**DESCRIPTION OF THE TASK**
In the entries below, find every line holding the string "chevron" and collect it.

**EXCERPTED RECORDS**

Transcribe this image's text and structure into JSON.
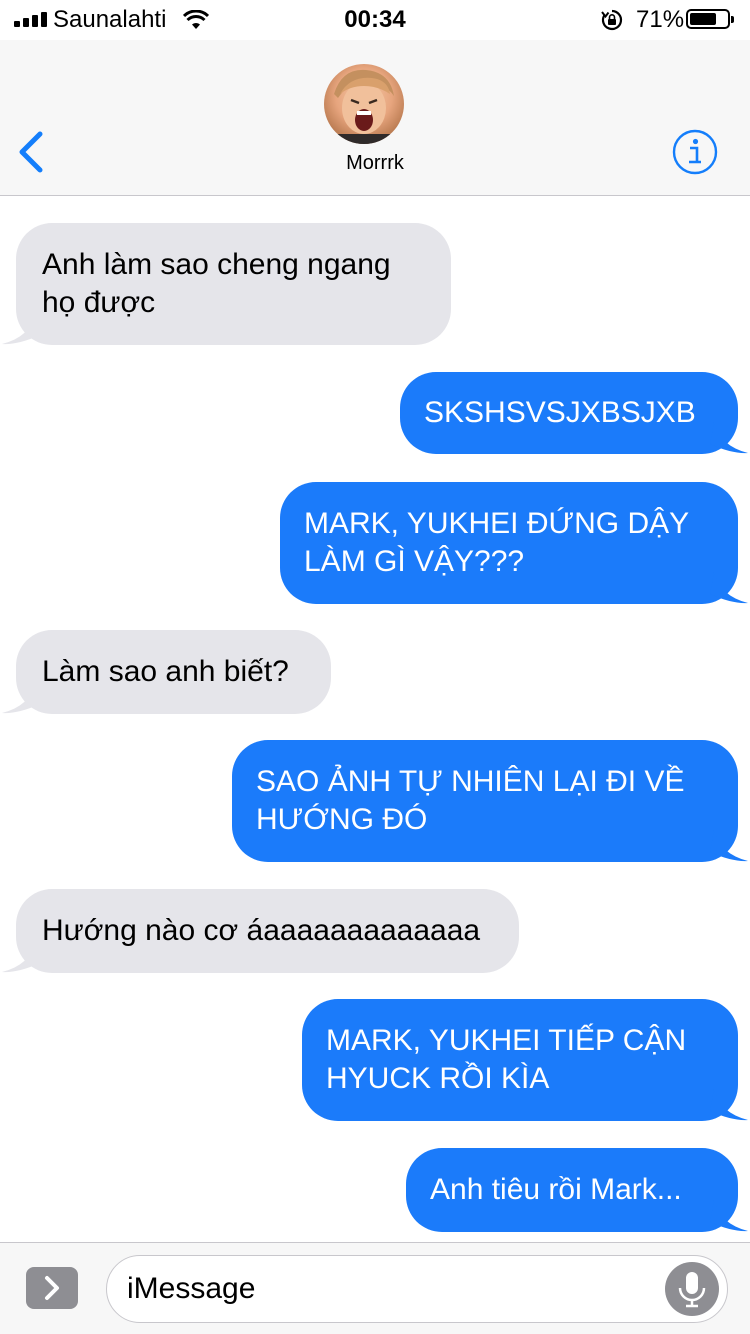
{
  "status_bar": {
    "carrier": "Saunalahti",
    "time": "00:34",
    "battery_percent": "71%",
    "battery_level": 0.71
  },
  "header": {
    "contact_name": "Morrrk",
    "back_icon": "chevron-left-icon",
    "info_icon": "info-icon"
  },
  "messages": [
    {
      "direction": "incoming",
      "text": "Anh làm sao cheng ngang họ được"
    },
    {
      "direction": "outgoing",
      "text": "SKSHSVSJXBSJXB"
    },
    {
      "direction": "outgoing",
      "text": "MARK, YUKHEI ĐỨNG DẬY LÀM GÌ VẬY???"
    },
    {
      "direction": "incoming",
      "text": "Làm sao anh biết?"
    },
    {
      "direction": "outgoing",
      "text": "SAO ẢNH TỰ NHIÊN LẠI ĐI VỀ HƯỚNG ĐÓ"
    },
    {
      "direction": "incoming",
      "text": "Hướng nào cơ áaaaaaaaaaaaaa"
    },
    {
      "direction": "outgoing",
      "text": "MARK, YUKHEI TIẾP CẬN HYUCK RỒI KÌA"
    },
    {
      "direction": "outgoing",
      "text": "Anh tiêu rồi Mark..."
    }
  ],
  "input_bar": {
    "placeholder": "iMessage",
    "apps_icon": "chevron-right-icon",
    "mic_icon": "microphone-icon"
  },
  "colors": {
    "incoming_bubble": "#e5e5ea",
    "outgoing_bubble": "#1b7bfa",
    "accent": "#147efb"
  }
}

**EXERCISE RESPONSE**
    "back_icon": "chevron-left-icon",
    "apps_icon": "chevron-right-icon",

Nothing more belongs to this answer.